Stored items from a collection
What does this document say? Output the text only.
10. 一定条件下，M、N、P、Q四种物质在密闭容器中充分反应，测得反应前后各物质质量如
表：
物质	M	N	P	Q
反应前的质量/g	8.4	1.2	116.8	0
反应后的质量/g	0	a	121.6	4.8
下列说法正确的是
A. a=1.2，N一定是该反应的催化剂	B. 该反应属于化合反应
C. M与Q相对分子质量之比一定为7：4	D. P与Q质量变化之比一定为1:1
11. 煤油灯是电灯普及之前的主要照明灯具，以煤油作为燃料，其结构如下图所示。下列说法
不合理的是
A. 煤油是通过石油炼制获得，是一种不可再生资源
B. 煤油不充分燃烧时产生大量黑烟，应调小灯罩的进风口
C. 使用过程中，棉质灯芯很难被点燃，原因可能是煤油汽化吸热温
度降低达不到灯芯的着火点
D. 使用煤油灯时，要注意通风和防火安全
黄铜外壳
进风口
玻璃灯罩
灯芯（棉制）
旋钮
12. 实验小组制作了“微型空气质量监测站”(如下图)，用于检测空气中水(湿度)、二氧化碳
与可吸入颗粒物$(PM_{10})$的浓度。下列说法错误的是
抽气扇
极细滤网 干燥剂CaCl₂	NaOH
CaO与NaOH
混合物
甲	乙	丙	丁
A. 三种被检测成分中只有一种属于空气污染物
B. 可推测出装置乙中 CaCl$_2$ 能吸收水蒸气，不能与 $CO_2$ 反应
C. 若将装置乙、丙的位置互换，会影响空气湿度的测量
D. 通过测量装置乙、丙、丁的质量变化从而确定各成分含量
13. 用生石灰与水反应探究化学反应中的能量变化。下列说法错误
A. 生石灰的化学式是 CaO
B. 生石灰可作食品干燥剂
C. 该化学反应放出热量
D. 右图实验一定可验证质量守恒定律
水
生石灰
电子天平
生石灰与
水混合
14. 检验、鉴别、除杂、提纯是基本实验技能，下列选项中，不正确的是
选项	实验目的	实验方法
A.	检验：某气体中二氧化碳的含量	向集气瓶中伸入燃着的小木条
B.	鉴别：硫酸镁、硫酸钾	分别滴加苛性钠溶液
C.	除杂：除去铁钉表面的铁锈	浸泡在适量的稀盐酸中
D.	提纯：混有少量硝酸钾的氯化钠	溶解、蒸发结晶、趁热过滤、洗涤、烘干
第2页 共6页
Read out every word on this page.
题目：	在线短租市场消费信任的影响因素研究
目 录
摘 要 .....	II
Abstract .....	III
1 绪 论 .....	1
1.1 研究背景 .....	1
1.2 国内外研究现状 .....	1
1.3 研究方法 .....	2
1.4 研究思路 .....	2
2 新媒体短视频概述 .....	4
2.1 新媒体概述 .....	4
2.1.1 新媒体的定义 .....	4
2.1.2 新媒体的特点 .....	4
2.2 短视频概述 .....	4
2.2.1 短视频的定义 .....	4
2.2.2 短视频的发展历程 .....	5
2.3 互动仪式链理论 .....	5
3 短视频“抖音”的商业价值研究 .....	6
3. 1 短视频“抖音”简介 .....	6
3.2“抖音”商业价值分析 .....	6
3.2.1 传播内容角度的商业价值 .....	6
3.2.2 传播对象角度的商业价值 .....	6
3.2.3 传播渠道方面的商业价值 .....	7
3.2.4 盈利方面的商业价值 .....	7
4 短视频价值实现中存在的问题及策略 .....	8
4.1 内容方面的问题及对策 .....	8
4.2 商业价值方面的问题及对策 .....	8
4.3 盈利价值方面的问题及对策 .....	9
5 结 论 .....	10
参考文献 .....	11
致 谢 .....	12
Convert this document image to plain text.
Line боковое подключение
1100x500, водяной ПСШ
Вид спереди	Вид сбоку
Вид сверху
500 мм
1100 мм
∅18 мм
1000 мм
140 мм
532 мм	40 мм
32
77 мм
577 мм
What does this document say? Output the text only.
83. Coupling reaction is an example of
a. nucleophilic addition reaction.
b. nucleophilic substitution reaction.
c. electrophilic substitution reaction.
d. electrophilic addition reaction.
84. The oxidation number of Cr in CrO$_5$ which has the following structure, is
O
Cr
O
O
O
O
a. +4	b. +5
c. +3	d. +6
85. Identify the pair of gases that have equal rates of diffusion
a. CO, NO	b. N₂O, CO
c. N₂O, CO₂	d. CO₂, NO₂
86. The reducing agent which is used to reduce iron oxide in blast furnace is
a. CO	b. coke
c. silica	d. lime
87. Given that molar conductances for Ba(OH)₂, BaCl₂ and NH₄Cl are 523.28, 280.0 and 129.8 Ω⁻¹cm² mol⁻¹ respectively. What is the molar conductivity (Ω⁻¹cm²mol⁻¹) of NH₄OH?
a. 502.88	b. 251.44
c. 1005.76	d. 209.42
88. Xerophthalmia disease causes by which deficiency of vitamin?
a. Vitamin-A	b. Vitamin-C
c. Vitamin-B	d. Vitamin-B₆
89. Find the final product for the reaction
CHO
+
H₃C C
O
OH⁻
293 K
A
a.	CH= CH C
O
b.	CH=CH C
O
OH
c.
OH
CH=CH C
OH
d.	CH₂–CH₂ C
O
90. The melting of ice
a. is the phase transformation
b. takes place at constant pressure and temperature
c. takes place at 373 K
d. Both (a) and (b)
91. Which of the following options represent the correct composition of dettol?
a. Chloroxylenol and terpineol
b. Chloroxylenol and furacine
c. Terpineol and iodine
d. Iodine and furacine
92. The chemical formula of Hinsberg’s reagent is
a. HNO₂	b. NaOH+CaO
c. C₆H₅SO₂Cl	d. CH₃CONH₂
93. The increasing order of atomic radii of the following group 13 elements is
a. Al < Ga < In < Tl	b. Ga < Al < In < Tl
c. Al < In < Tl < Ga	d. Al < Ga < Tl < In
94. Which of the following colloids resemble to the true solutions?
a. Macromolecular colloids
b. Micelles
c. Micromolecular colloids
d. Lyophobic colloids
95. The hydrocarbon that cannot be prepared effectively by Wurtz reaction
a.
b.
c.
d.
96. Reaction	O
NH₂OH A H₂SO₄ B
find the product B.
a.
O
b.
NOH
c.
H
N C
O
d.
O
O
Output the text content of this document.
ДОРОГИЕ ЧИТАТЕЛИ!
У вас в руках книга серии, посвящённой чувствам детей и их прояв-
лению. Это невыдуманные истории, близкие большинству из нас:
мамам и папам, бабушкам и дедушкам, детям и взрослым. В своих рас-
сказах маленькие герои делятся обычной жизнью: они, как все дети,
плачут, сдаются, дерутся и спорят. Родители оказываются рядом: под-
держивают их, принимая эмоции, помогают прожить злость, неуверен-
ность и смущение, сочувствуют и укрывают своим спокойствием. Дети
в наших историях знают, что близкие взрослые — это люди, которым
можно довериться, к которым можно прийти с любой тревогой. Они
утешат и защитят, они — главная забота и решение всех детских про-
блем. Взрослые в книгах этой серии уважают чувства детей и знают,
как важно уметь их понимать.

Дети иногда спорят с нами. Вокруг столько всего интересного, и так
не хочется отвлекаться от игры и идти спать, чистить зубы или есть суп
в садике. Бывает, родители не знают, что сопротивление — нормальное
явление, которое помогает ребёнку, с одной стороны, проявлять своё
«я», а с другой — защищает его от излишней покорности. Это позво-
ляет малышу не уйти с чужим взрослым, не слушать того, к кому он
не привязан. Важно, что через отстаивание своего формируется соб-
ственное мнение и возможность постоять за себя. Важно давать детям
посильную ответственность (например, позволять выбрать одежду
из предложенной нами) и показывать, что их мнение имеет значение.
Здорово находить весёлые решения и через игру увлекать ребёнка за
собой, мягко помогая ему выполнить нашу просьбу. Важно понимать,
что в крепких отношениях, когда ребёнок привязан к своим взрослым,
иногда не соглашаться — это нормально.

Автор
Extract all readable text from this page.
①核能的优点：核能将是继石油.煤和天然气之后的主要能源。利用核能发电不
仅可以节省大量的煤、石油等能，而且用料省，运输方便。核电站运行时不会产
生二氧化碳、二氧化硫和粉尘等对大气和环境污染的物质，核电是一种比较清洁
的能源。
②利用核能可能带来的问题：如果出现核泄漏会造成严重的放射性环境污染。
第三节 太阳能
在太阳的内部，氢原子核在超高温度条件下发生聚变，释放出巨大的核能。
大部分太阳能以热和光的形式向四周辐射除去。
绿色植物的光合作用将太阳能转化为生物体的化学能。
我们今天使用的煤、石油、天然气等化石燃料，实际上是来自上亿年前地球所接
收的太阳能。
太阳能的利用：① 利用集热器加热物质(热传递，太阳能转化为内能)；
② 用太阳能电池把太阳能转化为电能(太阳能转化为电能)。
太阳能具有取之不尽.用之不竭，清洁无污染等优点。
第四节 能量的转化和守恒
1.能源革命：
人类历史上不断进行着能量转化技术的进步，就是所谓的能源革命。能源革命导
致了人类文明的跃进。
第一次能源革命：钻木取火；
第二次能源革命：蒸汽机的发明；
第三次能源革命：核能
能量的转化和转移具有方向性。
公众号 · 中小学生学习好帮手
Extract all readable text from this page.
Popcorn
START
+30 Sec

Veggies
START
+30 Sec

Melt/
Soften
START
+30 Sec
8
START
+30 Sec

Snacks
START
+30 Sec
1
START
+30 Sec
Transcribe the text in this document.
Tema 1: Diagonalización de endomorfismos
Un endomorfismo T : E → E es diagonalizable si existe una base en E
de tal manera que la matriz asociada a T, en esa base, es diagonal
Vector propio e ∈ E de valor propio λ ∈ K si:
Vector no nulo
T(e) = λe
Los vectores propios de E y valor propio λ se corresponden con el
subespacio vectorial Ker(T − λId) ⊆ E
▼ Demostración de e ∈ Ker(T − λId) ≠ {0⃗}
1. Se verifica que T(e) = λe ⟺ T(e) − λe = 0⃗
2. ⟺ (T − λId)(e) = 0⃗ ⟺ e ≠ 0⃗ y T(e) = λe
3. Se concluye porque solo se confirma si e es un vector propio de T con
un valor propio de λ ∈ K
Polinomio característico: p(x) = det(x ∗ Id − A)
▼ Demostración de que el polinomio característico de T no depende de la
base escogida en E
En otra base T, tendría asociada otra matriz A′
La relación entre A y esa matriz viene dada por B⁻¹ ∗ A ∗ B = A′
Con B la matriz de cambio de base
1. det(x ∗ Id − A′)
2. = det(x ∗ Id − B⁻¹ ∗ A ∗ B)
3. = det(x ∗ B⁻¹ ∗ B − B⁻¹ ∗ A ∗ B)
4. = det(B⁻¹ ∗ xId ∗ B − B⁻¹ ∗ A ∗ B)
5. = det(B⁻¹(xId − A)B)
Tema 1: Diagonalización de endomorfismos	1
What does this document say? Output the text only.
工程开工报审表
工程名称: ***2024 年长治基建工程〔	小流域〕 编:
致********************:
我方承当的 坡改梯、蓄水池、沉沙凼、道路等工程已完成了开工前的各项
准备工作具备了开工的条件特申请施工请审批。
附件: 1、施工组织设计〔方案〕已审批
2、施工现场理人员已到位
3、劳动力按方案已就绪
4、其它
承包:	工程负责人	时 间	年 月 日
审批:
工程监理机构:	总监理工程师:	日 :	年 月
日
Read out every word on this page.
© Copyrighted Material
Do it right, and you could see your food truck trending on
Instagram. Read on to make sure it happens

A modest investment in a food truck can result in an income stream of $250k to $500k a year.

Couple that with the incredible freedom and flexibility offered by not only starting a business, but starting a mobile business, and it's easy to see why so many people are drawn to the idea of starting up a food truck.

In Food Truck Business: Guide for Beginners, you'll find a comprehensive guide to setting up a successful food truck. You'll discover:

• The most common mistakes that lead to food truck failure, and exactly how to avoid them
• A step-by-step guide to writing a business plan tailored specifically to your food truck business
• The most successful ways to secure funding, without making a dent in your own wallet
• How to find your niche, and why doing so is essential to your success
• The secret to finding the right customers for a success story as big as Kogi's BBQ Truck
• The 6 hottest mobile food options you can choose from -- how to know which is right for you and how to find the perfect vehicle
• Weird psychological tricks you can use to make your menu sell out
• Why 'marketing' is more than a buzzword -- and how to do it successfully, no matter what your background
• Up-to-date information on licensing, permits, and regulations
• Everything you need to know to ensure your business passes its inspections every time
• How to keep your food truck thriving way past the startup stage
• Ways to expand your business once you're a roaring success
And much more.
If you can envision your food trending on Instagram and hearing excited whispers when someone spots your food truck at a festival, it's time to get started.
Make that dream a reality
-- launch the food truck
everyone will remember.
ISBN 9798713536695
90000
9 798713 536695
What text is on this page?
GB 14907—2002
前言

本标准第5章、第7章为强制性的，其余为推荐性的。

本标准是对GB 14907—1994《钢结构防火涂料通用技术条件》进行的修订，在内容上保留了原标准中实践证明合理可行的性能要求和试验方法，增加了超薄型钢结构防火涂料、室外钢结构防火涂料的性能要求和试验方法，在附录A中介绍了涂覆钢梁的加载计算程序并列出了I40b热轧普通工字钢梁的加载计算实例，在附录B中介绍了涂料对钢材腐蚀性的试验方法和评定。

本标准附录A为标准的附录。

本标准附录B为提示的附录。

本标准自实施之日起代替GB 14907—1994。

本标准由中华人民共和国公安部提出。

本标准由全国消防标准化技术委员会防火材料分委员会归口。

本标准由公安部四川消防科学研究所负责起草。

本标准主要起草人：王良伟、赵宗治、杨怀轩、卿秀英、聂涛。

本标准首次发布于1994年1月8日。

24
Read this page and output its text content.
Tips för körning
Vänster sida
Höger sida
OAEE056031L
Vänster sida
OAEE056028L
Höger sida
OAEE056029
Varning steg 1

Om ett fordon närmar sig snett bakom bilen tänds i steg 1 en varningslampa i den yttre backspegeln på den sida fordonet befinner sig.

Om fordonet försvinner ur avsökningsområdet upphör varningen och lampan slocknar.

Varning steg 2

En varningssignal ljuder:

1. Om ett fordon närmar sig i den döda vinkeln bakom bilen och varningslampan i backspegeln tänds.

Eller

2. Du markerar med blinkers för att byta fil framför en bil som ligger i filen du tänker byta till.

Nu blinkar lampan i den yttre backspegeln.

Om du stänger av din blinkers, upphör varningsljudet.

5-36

What needs to be done.
Take the lines from the one containing "What text is on this page?" to the last line of the material above and write them out exactly.

Task answer.
What text is on this page?
GB 14907—2002
前言

本标准第5章、第7章为强制性的，其余为推荐性的。

本标准是对GB 14907—1994《钢结构防火涂料通用技术条件》进行的修订，在内容上保留了原标准中实践证明合理可行的性能要求和试验方法，增加了超薄型钢结构防火涂料、室外钢结构防火涂料的性能要求和试验方法，在附录A中介绍了涂覆钢梁的加载计算程序并列出了I40b热轧普通工字钢梁的加载计算实例，在附录B中介绍了涂料对钢材腐蚀性的试验方法和评定。

本标准附录A为标准的附录。

本标准附录B为提示的附录。

本标准自实施之日起代替GB 14907—1994。

本标准由中华人民共和国公安部提出。

本标准由全国消防标准化技术委员会防火材料分委员会归口。

本标准由公安部四川消防科学研究所负责起草。

本标准主要起草人：王良伟、赵宗治、杨怀轩、卿秀英、聂涛。

本标准首次发布于1994年1月8日。

24
Read this page and output its text content.
Tips för körning
Vänster sida
Höger sida
OAEE056031L
Vänster sida
OAEE056028L
Höger sida
OAEE056029
Varning steg 1

Om ett fordon närmar sig snett bakom bilen tänds i steg 1 en varningslampa i den yttre backspegeln på den sida fordonet befinner sig.

Om fordonet försvinner ur avsökningsområdet upphör varningen och lampan slocknar.

Varning steg 2

En varningssignal ljuder:

1. Om ett fordon närmar sig i den döda vinkeln bakom bilen och varningslampan i backspegeln tänds.

Eller

2. Du markerar med blinkers för att byta fil framför en bil som ligger i filen du tänker byta till.

Nu blinkar lampan i den yttre backspegeln.

Om du stänger av din blinkers, upphör varningsljudet.

5-36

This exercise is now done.